## PROVIDED DATA
-=-=-=-=-

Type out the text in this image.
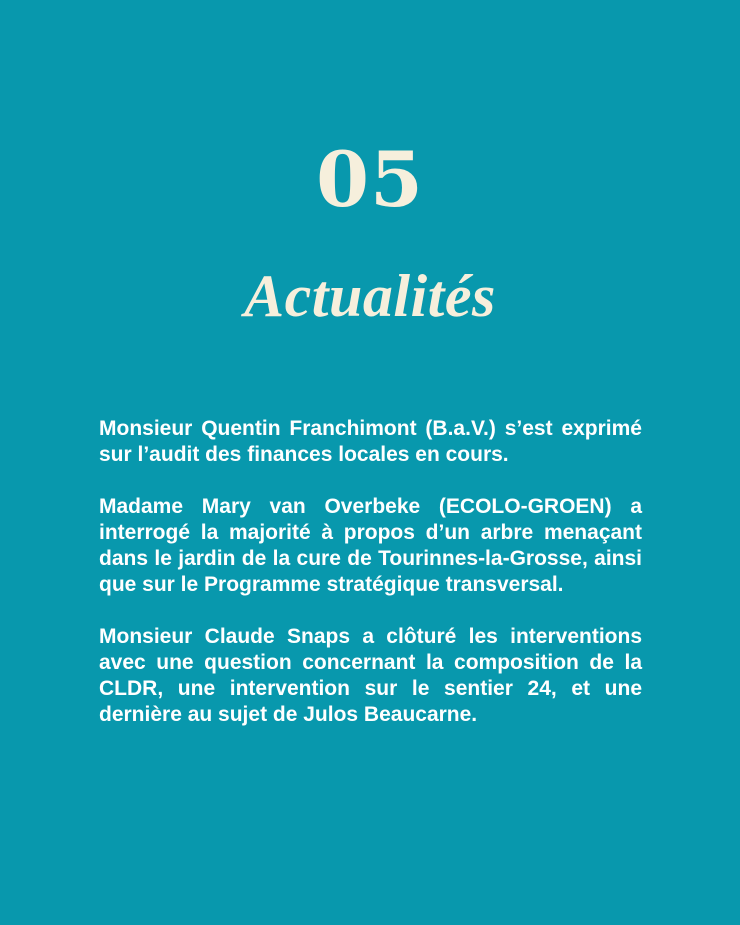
05
Actualités

Monsieur Quentin Franchimont (B.a.V.) s’est exprimé sur l’audit des finances locales en cours.

Madame Mary van Overbeke (ECOLO-GROEN) a interrogé la majorité à propos d’un arbre menaçant dans le jardin de la cure de Tourinnes-la-Grosse, ainsi que sur le Programme stratégique transversal.

Monsieur Claude Snaps a clôturé les interventions avec une question concernant la composition de la CLDR, une intervention sur le sentier 24, et une dernière au sujet de Julos Beaucarne.
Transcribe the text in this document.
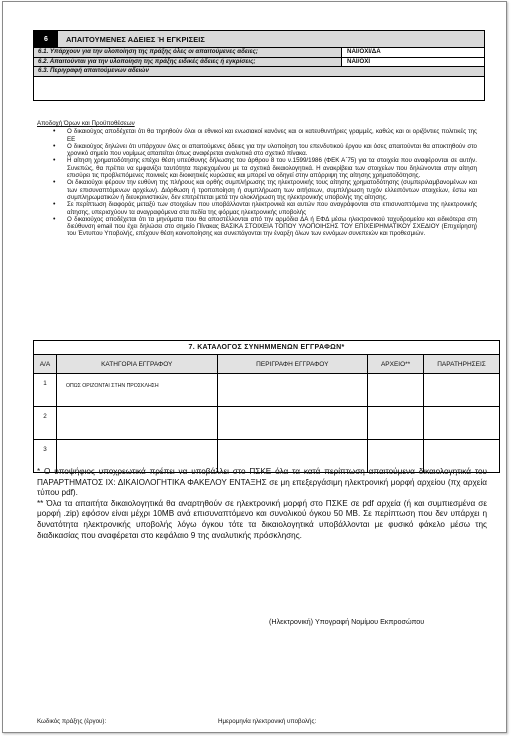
6	ΑΠΑΙΤΟΥΜΕΝΕΣ ΑΔΕΙΕΣ Ή ΕΓΚΡΙΣΕΙΣ
6.1. Υπάρχουν για την υλοποίηση της πράξης όλες οι απαιτούμενες αδειες;	ΝΑΙ/ΟΧΙ/ΔΑ
6.2. Απαιτούνται για την υλοποίηση της πράξης ειδικές άδειες ή εγκρίσεις;	ΝΑΙ/ΟΧΙ
6.3. Περιγραφή απαιτούμενων αδειών
Αποδοχή Όρων και Προϋποθέσεων
• Ο δικαιούχος αποδέχεται ότι θα τηρηθούν όλοι οι εθνικοί και ενωσιακοί κανόνες και οι κατευθυντήριες γραμμές, καθώς και οι οριζόντιες πολιτικές της ΕΕ
• Ο δικαιούχος δηλώνει ότι υπάρχουν όλες οι απαιτούμενες άδειες για την υλοποίηση του επενδυτικού έργου και όσες απαιτούνται θα αποκτηθούν στο χρονικό σημείο που νομίμως απαιτείται όπως αναφέρεται αναλυτικά στο σχετικό πίνακα.
• Η αίτηση χρηματοδότησης επέχει θέση υπεύθυνης δήλωσης του άρθρου 8 του ν.1599/1986 (ΦΕΚ Α΄75) για τα στοιχεία που αναφέρονται σε αυτήν. Συνεπώς, θα πρέπει να εμφανίζει ταυτότητα περιεχομένου με τα σχετικά δικαιολογητικά. Η ανακρίβεια των στοιχείων που δηλώνονται στην αίτηση επισύρει τις προβλεπόμενες ποινικές και διοικητικές κυρώσεις και μπορεί να οδηγεί στην απόρριψη της αίτησης χρηματοδότησης.
• Οι δικαιούχοι φέρουν την ευθύνη της πλήρους και ορθής συμπλήρωσης της ηλεκτρονικής τους αίτησης χρηματοδότησης (συμπεριλαμβανομένων και των επισυναπτόμενων αρχείων). Διόρθωση ή τροποποίηση ή συμπλήρωση των αιτήσεων, συμπλήρωση τυχόν ελλειπόντων στοιχείων, έστω και συμπληρωματικών ή διευκρινιστικών, δεν επιτρέπεται μετά την ολοκλήρωση της ηλεκτρονικής υποβολής της αίτησης.
• Σε περίπτωση διαφοράς μεταξύ των στοιχείων που υποβάλλονται ηλεκτρονικά και αυτών που αναγράφονται στα επισυναπτόμενα της ηλεκτρονικής αίτησης, υπερισχύουν τα αναγραφόμενα στα πεδία της φόρμας ηλεκτρονικής υποβολής
• Ο δικαιούχος αποδέχεται ότι τα μηνύματα που θα αποστέλλονται από την αρμόδια ΔΑ ή ΕΦΔ μέσω ηλεκτρονικού ταχυδρομείου και ειδικότερα στη διεύθυνση email που έχει δηλώσει στο σημείο Πίνακας ΒΑΣΙΚΑ ΣΤΟΙΧΕΙΑ ΤΟΠΟΥ ΥΛΟΠΟΙΗΣΗΣ ΤΟΥ ΕΠΙΧΕΙΡΗΜΑΤΙΚΟΥ ΣΧΕΔΙΟΥ (Επιχείρηση) του Έντυπου Υποβολής, επέχουν θέση κοινοποίησης και συνεπάγονται την έναρξη όλων των εννόμων συνεπειών και προθεσμιών.
7. ΚΑΤΑΛΟΓΟΣ ΣΥΝΗΜΜΕΝΩΝ ΕΓΓΡΑΦΩΝ*				
Α/Α	ΚΑΤΗΓΟΡΙΑ ΕΓΓΡΑΦΟΥ	ΠΕΡΙΓΡΑΦΗ ΕΓΓΡΑΦΟΥ	ΑΡΧΕΙΟ**	ΠΑΡΑΤΗΡΗΣΕΙΣ
1	ΟΠΩΣ ΟΡΙΖΟΝΤΑΙ ΣΤΗΝ ΠΡΟΣΚΛΗΣΗ			
2				
3				

* Ο υποψήφιος υποχρεωτικά πρέπει να υποβάλλει στο ΠΣΚΕ όλα τα κατά περίπτωση απαιτούμενα δικαιολογητικά του ΠΑΡΑΡΤΗΜΑΤΟΣ ΙΧ: ΔΙΚΑΙΟΛΟΓΗΤΙΚΑ ΦΑΚΕΛΟΥ ΕΝΤΑΞΗΣ σε μη επεξεργάσιμη ηλεκτρονική μορφή αρχείου (πχ αρχεία τύπου pdf).

** Όλα τα απαιτήτα δικαιολογητικά θα αναρτηθούν σε ηλεκτρονική μορφή στο ΠΣΚΕ σε pdf αρχεία (ή και συμπιεσμένα σε μορφή .zip) εφόσον είναι μέχρι 10MB ανά επισυναπτόμενο και συνολικού όγκου 50 MB. Σε περίπτωση που δεν υπάρχει η δυνατότητα ηλεκτρονικής υποβολής λόγω όγκου τότε τα δικαιολογητικά υποβάλλονται με φυσικό φάκελο μέσω της διαδικασίας που αναφέρεται στο κεφάλαιο 9 της αναλυτικής πρόσκλησης.

(Ηλεκτρονική) Υπογραφή Νομίμου Εκπροσώπου
Κωδικός πράξης (έργου):	Ημερομηνία ηλεκτρονική υποβολής:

-=-=-=-=-

## GIVEN INSTRUCTION
Above are the records; reproduce them exactly and leave out the pictures.

## EXERCISE ANSWER
Type out the text in this image.
05
Actualités

Monsieur Quentin Franchimont (B.a.V.) s’est exprimé sur l’audit des finances locales en cours.

Madame Mary van Overbeke (ECOLO-GROEN) a interrogé la majorité à propos d’un arbre menaçant dans le jardin de la cure de Tourinnes-la-Grosse, ainsi que sur le Programme stratégique transversal.

Monsieur Claude Snaps a clôturé les interventions avec une question concernant la composition de la CLDR, une intervention sur le sentier 24, et une dernière au sujet de Julos Beaucarne.
Transcribe the text in this document.
6	ΑΠΑΙΤΟΥΜΕΝΕΣ ΑΔΕΙΕΣ Ή ΕΓΚΡΙΣΕΙΣ
6.1. Υπάρχουν για την υλοποίηση της πράξης όλες οι απαιτούμενες αδειες;	ΝΑΙ/ΟΧΙ/ΔΑ
6.2. Απαιτούνται για την υλοποίηση της πράξης ειδικές άδειες ή εγκρίσεις;	ΝΑΙ/ΟΧΙ
6.3. Περιγραφή απαιτούμενων αδειών
Αποδοχή Όρων και Προϋποθέσεων
• Ο δικαιούχος αποδέχεται ότι θα τηρηθούν όλοι οι εθνικοί και ενωσιακοί κανόνες και οι κατευθυντήριες γραμμές, καθώς και οι οριζόντιες πολιτικές της ΕΕ
• Ο δικαιούχος δηλώνει ότι υπάρχουν όλες οι απαιτούμενες άδειες για την υλοποίηση του επενδυτικού έργου και όσες απαιτούνται θα αποκτηθούν στο χρονικό σημείο που νομίμως απαιτείται όπως αναφέρεται αναλυτικά στο σχετικό πίνακα.
• Η αίτηση χρηματοδότησης επέχει θέση υπεύθυνης δήλωσης του άρθρου 8 του ν.1599/1986 (ΦΕΚ Α΄75) για τα στοιχεία που αναφέρονται σε αυτήν. Συνεπώς, θα πρέπει να εμφανίζει ταυτότητα περιεχομένου με τα σχετικά δικαιολογητικά. Η ανακρίβεια των στοιχείων που δηλώνονται στην αίτηση επισύρει τις προβλεπόμενες ποινικές και διοικητικές κυρώσεις και μπορεί να οδηγεί στην απόρριψη της αίτησης χρηματοδότησης.
• Οι δικαιούχοι φέρουν την ευθύνη της πλήρους και ορθής συμπλήρωσης της ηλεκτρονικής τους αίτησης χρηματοδότησης (συμπεριλαμβανομένων και των επισυναπτόμενων αρχείων). Διόρθωση ή τροποποίηση ή συμπλήρωση των αιτήσεων, συμπλήρωση τυχόν ελλειπόντων στοιχείων, έστω και συμπληρωματικών ή διευκρινιστικών, δεν επιτρέπεται μετά την ολοκλήρωση της ηλεκτρονικής υποβολής της αίτησης.
• Σε περίπτωση διαφοράς μεταξύ των στοιχείων που υποβάλλονται ηλεκτρονικά και αυτών που αναγράφονται στα επισυναπτόμενα της ηλεκτρονικής αίτησης, υπερισχύουν τα αναγραφόμενα στα πεδία της φόρμας ηλεκτρονικής υποβολής
• Ο δικαιούχος αποδέχεται ότι τα μηνύματα που θα αποστέλλονται από την αρμόδια ΔΑ ή ΕΦΔ μέσω ηλεκτρονικού ταχυδρομείου και ειδικότερα στη διεύθυνση email που έχει δηλώσει στο σημείο Πίνακας ΒΑΣΙΚΑ ΣΤΟΙΧΕΙΑ ΤΟΠΟΥ ΥΛΟΠΟΙΗΣΗΣ ΤΟΥ ΕΠΙΧΕΙΡΗΜΑΤΙΚΟΥ ΣΧΕΔΙΟΥ (Επιχείρηση) του Έντυπου Υποβολής, επέχουν θέση κοινοποίησης και συνεπάγονται την έναρξη όλων των εννόμων συνεπειών και προθεσμιών.
7. ΚΑΤΑΛΟΓΟΣ ΣΥΝΗΜΜΕΝΩΝ ΕΓΓΡΑΦΩΝ*				
Α/Α	ΚΑΤΗΓΟΡΙΑ ΕΓΓΡΑΦΟΥ	ΠΕΡΙΓΡΑΦΗ ΕΓΓΡΑΦΟΥ	ΑΡΧΕΙΟ**	ΠΑΡΑΤΗΡΗΣΕΙΣ
1	ΟΠΩΣ ΟΡΙΖΟΝΤΑΙ ΣΤΗΝ ΠΡΟΣΚΛΗΣΗ			
2				
3				

* Ο υποψήφιος υποχρεωτικά πρέπει να υποβάλλει στο ΠΣΚΕ όλα τα κατά περίπτωση απαιτούμενα δικαιολογητικά του ΠΑΡΑΡΤΗΜΑΤΟΣ ΙΧ: ΔΙΚΑΙΟΛΟΓΗΤΙΚΑ ΦΑΚΕΛΟΥ ΕΝΤΑΞΗΣ σε μη επεξεργάσιμη ηλεκτρονική μορφή αρχείου (πχ αρχεία τύπου pdf).

** Όλα τα απαιτήτα δικαιολογητικά θα αναρτηθούν σε ηλεκτρονική μορφή στο ΠΣΚΕ σε pdf αρχεία (ή και συμπιεσμένα σε μορφή .zip) εφόσον είναι μέχρι 10MB ανά επισυναπτόμενο και συνολικού όγκου 50 MB. Σε περίπτωση που δεν υπάρχει η δυνατότητα ηλεκτρονικής υποβολής λόγω όγκου τότε τα δικαιολογητικά υποβάλλονται με φυσικό φάκελο μέσω της διαδικασίας που αναφέρεται στο κεφάλαιο 9 της αναλυτικής πρόσκλησης.

(Ηλεκτρονική) Υπογραφή Νομίμου Εκπροσώπου
Κωδικός πράξης (έργου):	Ημερομηνία ηλεκτρονική υποβολής:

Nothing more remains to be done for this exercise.